Rows excerpted from a collection
"""

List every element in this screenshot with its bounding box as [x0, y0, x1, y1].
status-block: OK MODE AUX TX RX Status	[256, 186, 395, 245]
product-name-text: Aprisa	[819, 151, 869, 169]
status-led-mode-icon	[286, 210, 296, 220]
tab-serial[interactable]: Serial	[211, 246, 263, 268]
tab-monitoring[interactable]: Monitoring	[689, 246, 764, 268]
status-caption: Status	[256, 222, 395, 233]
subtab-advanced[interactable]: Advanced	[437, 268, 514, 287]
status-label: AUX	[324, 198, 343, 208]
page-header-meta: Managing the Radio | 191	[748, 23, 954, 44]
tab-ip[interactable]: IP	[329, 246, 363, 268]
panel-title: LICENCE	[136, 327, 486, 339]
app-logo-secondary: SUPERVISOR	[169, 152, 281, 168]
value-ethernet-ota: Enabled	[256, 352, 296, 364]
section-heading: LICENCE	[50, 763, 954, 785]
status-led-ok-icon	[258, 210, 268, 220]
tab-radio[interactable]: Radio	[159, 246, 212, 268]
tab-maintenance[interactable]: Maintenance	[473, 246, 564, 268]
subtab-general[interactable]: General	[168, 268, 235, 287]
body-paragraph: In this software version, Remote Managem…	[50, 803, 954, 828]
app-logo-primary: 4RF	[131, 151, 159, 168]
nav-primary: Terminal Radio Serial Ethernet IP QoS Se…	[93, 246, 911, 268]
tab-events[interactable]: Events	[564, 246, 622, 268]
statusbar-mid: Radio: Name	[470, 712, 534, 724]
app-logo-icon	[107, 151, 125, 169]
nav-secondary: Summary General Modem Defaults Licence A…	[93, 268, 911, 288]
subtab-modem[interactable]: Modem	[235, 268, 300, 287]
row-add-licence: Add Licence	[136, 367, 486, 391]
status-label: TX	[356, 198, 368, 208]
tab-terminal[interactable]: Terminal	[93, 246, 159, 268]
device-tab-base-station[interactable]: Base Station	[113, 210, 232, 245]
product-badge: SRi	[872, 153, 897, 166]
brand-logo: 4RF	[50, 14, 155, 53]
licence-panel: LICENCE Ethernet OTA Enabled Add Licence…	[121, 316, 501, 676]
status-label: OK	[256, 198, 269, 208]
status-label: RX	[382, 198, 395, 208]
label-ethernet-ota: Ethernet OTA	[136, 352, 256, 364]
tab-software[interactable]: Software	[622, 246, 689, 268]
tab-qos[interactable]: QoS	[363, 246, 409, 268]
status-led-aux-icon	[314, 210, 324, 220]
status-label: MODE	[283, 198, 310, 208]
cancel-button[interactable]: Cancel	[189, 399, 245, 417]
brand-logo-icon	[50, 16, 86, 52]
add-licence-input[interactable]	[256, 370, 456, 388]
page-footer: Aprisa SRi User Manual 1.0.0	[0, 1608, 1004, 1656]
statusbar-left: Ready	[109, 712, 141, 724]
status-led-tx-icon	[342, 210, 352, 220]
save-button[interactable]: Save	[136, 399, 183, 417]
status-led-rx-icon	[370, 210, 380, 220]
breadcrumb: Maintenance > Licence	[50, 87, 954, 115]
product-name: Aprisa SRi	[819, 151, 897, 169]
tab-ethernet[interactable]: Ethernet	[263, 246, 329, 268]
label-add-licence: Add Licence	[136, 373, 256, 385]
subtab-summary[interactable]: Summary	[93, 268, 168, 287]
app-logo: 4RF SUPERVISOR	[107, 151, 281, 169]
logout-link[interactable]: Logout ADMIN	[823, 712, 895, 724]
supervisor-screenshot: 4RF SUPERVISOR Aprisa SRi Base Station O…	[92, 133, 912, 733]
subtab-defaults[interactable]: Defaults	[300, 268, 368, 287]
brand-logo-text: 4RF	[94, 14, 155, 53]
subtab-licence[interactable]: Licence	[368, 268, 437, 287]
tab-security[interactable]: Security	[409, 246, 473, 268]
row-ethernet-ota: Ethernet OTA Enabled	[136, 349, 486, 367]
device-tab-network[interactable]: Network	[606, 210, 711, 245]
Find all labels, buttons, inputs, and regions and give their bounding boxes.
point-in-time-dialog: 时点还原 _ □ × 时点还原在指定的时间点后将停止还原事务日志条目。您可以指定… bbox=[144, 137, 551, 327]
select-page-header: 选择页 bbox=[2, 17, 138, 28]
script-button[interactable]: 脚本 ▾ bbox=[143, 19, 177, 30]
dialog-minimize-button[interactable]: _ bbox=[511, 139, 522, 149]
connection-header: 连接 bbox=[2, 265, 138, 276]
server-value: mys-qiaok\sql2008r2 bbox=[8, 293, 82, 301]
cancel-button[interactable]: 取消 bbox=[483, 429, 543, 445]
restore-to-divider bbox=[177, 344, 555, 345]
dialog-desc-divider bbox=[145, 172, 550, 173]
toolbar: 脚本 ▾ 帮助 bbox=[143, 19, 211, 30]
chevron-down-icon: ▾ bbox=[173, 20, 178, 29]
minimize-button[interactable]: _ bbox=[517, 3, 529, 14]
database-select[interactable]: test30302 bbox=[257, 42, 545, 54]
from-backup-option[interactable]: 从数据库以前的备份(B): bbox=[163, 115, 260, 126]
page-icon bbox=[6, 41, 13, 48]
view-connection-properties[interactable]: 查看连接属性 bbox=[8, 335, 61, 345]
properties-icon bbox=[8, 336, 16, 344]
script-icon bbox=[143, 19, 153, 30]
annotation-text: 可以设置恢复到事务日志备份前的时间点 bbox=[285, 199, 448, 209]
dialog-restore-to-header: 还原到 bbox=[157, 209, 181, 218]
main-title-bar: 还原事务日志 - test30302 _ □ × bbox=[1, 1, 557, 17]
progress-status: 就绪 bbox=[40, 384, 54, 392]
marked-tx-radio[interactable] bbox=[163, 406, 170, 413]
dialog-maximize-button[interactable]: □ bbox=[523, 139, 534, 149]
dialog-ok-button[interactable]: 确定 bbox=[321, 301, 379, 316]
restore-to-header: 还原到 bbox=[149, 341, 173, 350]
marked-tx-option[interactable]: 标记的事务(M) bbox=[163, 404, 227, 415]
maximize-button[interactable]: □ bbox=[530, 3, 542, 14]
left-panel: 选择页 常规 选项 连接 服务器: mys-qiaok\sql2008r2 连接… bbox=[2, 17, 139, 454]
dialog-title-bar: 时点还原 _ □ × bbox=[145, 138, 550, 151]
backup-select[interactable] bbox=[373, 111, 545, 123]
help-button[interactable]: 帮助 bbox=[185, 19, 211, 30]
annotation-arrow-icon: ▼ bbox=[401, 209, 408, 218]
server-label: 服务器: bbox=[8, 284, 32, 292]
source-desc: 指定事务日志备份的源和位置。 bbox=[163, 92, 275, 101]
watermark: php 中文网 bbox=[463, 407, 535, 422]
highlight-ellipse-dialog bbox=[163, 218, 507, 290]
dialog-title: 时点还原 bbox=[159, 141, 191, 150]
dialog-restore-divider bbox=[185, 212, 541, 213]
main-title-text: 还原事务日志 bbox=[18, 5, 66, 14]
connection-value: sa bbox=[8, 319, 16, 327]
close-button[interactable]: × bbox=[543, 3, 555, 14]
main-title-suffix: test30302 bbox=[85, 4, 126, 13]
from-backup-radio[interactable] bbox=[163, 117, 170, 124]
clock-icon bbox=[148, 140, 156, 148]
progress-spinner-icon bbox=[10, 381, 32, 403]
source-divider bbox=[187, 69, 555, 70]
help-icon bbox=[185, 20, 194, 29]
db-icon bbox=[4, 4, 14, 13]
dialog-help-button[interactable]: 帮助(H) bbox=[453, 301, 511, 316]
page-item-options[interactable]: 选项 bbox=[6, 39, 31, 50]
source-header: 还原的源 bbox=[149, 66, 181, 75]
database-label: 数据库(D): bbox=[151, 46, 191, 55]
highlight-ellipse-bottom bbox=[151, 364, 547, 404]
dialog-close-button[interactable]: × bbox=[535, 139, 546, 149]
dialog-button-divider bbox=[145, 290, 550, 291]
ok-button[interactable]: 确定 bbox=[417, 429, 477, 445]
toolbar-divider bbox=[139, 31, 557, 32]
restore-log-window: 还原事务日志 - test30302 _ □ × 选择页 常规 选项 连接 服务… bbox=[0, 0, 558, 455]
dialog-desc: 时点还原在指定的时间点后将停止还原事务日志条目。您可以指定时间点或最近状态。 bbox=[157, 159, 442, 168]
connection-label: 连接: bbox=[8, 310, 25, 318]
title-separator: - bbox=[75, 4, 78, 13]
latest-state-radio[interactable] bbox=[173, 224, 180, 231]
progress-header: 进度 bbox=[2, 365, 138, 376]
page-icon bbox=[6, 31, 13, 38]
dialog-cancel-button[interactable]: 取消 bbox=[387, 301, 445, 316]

"""

# [TASK REQUIREMENTS]
Rewrite everything from the start of the rows down to the line that contains "210, 268, 220]", replacing "Enabled" with "Disabled" and leaving all else unchanged.

# [RESULT OF THE EXERCISE]
List every element in this screenshot with its bounding box as [x0, y0, x1, y1].
status-block: OK MODE AUX TX RX Status	[256, 186, 395, 245]
product-name-text: Aprisa	[819, 151, 869, 169]
status-led-mode-icon	[286, 210, 296, 220]
tab-serial[interactable]: Serial	[211, 246, 263, 268]
tab-monitoring[interactable]: Monitoring	[689, 246, 764, 268]
status-caption: Status	[256, 222, 395, 233]
subtab-advanced[interactable]: Advanced	[437, 268, 514, 287]
status-label: AUX	[324, 198, 343, 208]
page-header-meta: Managing the Radio | 191	[748, 23, 954, 44]
tab-ip[interactable]: IP	[329, 246, 363, 268]
panel-title: LICENCE	[136, 327, 486, 339]
app-logo-secondary: SUPERVISOR	[169, 152, 281, 168]
value-ethernet-ota: Disabled	[256, 352, 296, 364]
section-heading: LICENCE	[50, 763, 954, 785]
status-led-ok-icon	[258, 210, 268, 220]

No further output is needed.